(EXERCISE): From the listing below, pull each line that includes "Make".

(ENTRIES SUPPLIED):
+++

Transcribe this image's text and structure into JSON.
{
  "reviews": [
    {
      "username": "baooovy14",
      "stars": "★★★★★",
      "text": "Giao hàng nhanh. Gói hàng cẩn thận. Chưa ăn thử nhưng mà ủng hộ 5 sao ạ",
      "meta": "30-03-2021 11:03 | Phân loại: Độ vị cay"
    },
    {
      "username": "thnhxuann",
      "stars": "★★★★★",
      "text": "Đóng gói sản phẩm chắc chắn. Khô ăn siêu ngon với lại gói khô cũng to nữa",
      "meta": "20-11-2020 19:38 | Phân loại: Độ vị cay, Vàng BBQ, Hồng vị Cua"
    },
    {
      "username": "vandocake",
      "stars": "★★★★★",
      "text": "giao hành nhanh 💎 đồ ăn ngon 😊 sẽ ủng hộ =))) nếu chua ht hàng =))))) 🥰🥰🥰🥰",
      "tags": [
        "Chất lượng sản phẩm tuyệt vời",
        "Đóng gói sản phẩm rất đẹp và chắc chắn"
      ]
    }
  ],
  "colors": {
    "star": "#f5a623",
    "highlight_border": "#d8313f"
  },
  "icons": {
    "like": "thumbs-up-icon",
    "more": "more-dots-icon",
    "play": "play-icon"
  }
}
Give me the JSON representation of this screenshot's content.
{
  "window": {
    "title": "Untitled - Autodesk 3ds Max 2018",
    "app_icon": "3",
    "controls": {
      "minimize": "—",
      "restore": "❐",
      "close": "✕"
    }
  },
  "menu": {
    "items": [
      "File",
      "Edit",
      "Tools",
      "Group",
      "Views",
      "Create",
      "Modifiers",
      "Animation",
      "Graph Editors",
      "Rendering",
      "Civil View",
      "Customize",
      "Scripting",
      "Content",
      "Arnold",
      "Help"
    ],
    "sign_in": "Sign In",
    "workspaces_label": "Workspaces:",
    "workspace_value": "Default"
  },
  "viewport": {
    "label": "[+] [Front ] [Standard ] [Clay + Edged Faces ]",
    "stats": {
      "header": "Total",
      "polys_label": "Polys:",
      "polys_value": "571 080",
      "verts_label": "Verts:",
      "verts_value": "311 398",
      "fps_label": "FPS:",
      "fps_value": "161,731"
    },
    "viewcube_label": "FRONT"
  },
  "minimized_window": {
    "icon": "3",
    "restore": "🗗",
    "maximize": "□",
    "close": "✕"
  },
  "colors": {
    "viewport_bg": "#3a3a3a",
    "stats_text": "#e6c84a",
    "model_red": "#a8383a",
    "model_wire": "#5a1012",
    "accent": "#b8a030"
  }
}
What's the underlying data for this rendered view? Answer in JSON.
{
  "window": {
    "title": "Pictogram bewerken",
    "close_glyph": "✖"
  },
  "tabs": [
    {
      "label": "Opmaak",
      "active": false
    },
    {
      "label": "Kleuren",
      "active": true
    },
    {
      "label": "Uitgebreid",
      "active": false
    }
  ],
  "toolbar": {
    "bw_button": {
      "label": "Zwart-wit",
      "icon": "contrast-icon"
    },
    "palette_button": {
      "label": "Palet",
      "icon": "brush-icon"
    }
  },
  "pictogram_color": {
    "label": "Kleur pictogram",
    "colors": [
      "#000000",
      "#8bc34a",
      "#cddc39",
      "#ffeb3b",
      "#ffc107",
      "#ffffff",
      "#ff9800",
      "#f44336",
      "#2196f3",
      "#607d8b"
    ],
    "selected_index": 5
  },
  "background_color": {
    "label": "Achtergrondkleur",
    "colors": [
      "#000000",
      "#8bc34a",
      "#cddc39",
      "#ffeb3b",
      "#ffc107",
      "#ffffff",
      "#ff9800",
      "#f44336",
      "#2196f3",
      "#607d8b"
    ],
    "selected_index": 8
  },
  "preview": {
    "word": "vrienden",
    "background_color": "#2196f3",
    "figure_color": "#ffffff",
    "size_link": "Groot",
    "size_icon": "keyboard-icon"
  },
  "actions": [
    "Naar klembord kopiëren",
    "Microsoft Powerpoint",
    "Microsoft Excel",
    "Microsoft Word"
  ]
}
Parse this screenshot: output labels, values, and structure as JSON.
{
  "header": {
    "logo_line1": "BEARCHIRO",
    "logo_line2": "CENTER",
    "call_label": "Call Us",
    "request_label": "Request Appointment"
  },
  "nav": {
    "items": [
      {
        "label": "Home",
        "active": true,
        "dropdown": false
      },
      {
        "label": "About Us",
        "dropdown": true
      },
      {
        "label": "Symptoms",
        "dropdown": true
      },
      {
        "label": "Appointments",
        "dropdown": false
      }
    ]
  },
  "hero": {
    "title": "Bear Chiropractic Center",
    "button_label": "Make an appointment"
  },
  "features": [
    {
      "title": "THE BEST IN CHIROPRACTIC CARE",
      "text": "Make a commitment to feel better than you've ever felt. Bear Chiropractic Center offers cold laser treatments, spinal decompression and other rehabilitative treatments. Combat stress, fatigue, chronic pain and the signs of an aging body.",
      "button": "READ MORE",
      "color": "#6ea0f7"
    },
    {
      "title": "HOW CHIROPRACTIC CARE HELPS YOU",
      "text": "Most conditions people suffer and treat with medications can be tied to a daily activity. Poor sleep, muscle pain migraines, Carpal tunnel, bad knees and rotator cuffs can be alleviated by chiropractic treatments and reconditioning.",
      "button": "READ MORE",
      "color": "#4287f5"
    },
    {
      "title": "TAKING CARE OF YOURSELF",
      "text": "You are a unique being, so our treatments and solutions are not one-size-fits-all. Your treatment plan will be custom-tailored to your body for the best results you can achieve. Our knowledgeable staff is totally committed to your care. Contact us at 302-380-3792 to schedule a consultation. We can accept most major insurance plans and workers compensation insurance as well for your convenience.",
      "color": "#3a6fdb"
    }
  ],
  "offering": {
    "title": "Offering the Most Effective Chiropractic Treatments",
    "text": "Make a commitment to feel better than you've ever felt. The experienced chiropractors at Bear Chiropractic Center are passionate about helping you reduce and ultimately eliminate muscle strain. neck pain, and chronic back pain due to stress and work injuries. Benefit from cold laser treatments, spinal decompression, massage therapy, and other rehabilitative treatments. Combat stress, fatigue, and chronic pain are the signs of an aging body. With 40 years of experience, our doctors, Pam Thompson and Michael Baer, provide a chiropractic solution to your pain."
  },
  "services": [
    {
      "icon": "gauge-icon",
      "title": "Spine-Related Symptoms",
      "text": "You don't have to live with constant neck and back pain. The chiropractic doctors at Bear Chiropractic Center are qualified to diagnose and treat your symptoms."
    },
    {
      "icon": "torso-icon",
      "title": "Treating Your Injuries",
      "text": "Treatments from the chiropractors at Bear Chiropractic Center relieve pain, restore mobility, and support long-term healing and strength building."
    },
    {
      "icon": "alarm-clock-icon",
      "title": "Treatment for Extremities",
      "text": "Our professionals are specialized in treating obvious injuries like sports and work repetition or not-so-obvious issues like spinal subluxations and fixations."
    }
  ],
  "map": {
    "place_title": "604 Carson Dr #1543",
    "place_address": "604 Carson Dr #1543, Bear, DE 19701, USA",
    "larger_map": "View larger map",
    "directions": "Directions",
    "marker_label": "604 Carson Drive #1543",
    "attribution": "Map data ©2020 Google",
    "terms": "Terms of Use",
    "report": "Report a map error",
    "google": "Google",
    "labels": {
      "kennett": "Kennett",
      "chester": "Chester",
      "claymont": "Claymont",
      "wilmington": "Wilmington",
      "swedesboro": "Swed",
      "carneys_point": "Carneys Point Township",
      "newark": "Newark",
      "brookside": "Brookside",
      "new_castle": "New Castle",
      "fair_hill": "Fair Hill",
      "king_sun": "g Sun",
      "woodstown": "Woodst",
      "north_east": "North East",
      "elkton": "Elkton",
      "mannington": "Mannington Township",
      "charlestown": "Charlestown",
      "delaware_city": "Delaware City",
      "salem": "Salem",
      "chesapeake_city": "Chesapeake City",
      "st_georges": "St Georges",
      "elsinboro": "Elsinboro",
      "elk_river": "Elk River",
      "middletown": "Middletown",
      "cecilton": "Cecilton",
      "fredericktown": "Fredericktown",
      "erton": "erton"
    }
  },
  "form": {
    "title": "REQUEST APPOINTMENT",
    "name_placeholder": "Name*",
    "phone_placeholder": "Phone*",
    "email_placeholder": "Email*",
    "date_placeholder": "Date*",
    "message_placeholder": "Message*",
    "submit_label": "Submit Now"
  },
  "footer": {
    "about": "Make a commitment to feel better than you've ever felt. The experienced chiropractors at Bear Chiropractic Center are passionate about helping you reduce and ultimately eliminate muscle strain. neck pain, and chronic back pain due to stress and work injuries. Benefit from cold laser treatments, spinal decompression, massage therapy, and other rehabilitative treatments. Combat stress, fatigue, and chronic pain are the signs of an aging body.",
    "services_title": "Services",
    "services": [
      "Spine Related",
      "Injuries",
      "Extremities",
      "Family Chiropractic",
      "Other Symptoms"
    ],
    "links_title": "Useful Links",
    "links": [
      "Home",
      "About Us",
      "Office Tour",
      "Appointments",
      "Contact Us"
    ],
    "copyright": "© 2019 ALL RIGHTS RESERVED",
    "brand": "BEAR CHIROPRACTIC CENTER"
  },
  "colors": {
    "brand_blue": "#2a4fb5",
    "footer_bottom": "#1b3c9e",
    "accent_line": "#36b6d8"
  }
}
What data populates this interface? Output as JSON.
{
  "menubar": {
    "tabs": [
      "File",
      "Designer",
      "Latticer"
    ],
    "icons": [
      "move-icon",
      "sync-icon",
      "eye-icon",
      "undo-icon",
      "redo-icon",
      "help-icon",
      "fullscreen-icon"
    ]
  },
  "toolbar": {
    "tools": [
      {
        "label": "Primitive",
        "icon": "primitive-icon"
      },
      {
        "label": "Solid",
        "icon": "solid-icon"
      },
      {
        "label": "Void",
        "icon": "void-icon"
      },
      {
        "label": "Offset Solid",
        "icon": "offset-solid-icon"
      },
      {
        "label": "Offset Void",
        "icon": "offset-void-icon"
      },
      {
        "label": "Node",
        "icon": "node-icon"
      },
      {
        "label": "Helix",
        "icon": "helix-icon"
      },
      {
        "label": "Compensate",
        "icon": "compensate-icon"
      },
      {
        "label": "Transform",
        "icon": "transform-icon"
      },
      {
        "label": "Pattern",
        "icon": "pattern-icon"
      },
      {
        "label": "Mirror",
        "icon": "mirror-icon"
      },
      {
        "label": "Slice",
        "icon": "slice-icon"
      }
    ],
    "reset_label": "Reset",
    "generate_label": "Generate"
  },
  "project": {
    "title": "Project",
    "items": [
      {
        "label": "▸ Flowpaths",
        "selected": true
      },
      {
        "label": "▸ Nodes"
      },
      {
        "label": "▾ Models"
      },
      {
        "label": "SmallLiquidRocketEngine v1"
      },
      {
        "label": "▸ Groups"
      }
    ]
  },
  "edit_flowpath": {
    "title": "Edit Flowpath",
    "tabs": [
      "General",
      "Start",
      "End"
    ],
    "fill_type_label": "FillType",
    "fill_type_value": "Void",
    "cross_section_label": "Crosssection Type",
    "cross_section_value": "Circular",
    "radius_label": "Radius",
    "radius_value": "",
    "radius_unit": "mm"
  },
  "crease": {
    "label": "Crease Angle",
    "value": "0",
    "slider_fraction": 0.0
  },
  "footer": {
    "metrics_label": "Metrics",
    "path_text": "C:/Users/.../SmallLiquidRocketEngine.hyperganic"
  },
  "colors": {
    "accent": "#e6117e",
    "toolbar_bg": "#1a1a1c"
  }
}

+++

(WORKED ANSWER):
    "button_label": "Make an appointment"
      "text": "Make a commitment to feel better than you've ever felt. Bear Chiropractic Center offers cold laser treatments, spinal decompression and other rehabilitative treatments. Combat stress, fatigue, chronic pain and the signs of an aging body.",
    "text": "Make a commitment to feel better than you've ever felt. The experienced chiropractors at Bear Chiropractic Center are passionate about helping you reduce and ultimately eliminate muscle strain. neck pain, and chronic back pain due to stress and work injuries. Benefit from cold laser treatments, spinal decompression, massage therapy, and other rehabilitative treatments. Combat stress, fatigue, and chronic pain are the signs of an aging body. With 40 years of experience, our doctors, Pam Thompson and Michael Baer, provide a chiropractic solution to your pain."
    "about": "Make a commitment to feel better than you've ever felt. The experienced chiropractors at Bear Chiropractic Center are passionate about helping you reduce and ultimately eliminate muscle strain. neck pain, and chronic back pain due to stress and work injuries. Benefit from cold laser treatments, spinal decompression, massage therapy, and other rehabilitative treatments. Combat stress, fatigue, and chronic pain are the signs of an aging body.",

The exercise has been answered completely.